- Entries provided:
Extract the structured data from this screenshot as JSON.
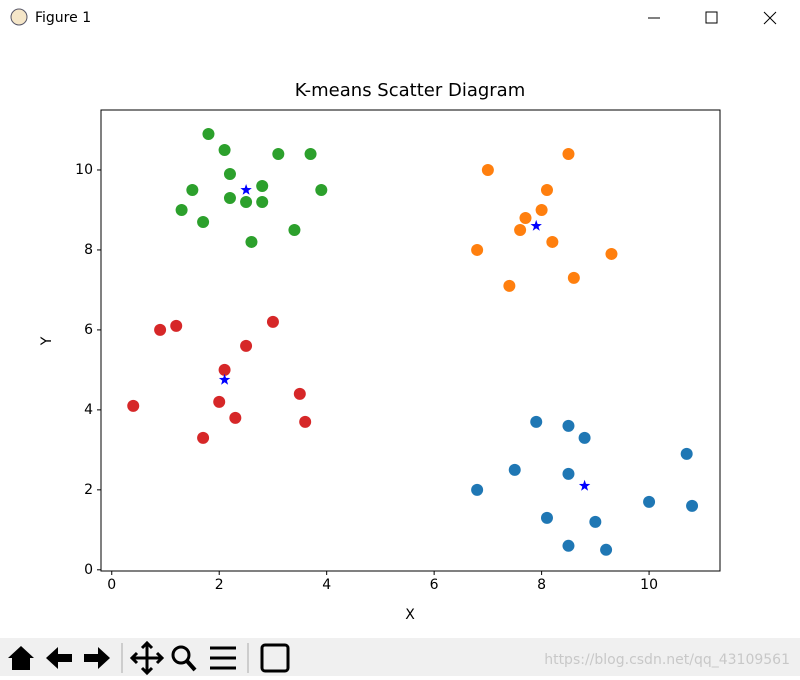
{
  "window": {
    "title": "Figure 1"
  },
  "watermark": "https://blog.csdn.net/qq_43109561",
  "chart_data": {
    "type": "scatter",
    "title": "K-means Scatter Diagram",
    "x_label": "X",
    "y_label": "Y",
    "xlim": [
      -0.2,
      11.32
    ],
    "ylim": [
      -0.03,
      11.5
    ],
    "xticks": [
      0,
      2,
      4,
      6,
      8,
      10
    ],
    "yticks": [
      0,
      2,
      4,
      6,
      8,
      10
    ],
    "series": [
      {
        "color": "#1f77b4",
        "marker": "circle",
        "x": [
          6.8,
          7.5,
          7.9,
          8.1,
          8.5,
          8.5,
          8.5,
          8.8,
          9.0,
          9.2,
          10.0,
          10.7,
          10.8
        ],
        "values": [
          2.0,
          2.5,
          3.7,
          1.3,
          3.6,
          2.4,
          0.6,
          3.3,
          1.2,
          0.5,
          1.7,
          2.9,
          1.6
        ]
      },
      {
        "color": "#ff7f0e",
        "marker": "circle",
        "x": [
          7.0,
          8.5,
          8.1,
          8.0,
          7.7,
          7.6,
          8.2,
          6.8,
          9.3,
          8.6,
          7.4
        ],
        "values": [
          10.0,
          10.4,
          9.5,
          9.0,
          8.8,
          8.5,
          8.2,
          8.0,
          7.9,
          7.3,
          7.1
        ]
      },
      {
        "color": "#2ca02c",
        "marker": "circle",
        "x": [
          1.8,
          2.1,
          3.1,
          3.7,
          2.2,
          1.5,
          2.8,
          3.9,
          2.2,
          2.5,
          2.8,
          1.3,
          1.7,
          3.4,
          2.6
        ],
        "values": [
          10.9,
          10.5,
          10.4,
          10.4,
          9.9,
          9.5,
          9.6,
          9.5,
          9.3,
          9.2,
          9.2,
          9.0,
          8.7,
          8.5,
          8.2
        ]
      },
      {
        "color": "#d62728",
        "marker": "circle",
        "x": [
          0.9,
          1.2,
          3.0,
          2.5,
          2.1,
          0.4,
          2.0,
          3.5,
          2.3,
          3.6,
          1.7
        ],
        "values": [
          6.0,
          6.1,
          6.2,
          5.6,
          5.0,
          4.1,
          4.2,
          4.4,
          3.8,
          3.7,
          3.3
        ]
      },
      {
        "color": "#0000ff",
        "marker": "star",
        "x": [
          8.8,
          7.9,
          2.5,
          2.1
        ],
        "values": [
          2.1,
          8.6,
          9.5,
          4.75
        ]
      }
    ]
  }
}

- Task description:
Print all the records again exactly; do not include any picture.

- Finished task:
Extract the structured data from this screenshot as JSON.
{
  "window": {
    "title": "Figure 1"
  },
  "watermark": "https://blog.csdn.net/qq_43109561",
  "chart_data": {
    "type": "scatter",
    "title": "K-means Scatter Diagram",
    "x_label": "X",
    "y_label": "Y",
    "xlim": [
      -0.2,
      11.32
    ],
    "ylim": [
      -0.03,
      11.5
    ],
    "xticks": [
      0,
      2,
      4,
      6,
      8,
      10
    ],
    "yticks": [
      0,
      2,
      4,
      6,
      8,
      10
    ],
    "series": [
      {
        "color": "#1f77b4",
        "marker": "circle",
        "x": [
          6.8,
          7.5,
          7.9,
          8.1,
          8.5,
          8.5,
          8.5,
          8.8,
          9.0,
          9.2,
          10.0,
          10.7,
          10.8
        ],
        "values": [
          2.0,
          2.5,
          3.7,
          1.3,
          3.6,
          2.4,
          0.6,
          3.3,
          1.2,
          0.5,
          1.7,
          2.9,
          1.6
        ]
      },
      {
        "color": "#ff7f0e",
        "marker": "circle",
        "x": [
          7.0,
          8.5,
          8.1,
          8.0,
          7.7,
          7.6,
          8.2,
          6.8,
          9.3,
          8.6,
          7.4
        ],
        "values": [
          10.0,
          10.4,
          9.5,
          9.0,
          8.8,
          8.5,
          8.2,
          8.0,
          7.9,
          7.3,
          7.1
        ]
      },
      {
        "color": "#2ca02c",
        "marker": "circle",
        "x": [
          1.8,
          2.1,
          3.1,
          3.7,
          2.2,
          1.5,
          2.8,
          3.9,
          2.2,
          2.5,
          2.8,
          1.3,
          1.7,
          3.4,
          2.6
        ],
        "values": [
          10.9,
          10.5,
          10.4,
          10.4,
          9.9,
          9.5,
          9.6,
          9.5,
          9.3,
          9.2,
          9.2,
          9.0,
          8.7,
          8.5,
          8.2
        ]
      },
      {
        "color": "#d62728",
        "marker": "circle",
        "x": [
          0.9,
          1.2,
          3.0,
          2.5,
          2.1,
          0.4,
          2.0,
          3.5,
          2.3,
          3.6,
          1.7
        ],
        "values": [
          6.0,
          6.1,
          6.2,
          5.6,
          5.0,
          4.1,
          4.2,
          4.4,
          3.8,
          3.7,
          3.3
        ]
      },
      {
        "color": "#0000ff",
        "marker": "star",
        "x": [
          8.8,
          7.9,
          2.5,
          2.1
        ],
        "values": [
          2.1,
          8.6,
          9.5,
          4.75
        ]
      }
    ]
  }
}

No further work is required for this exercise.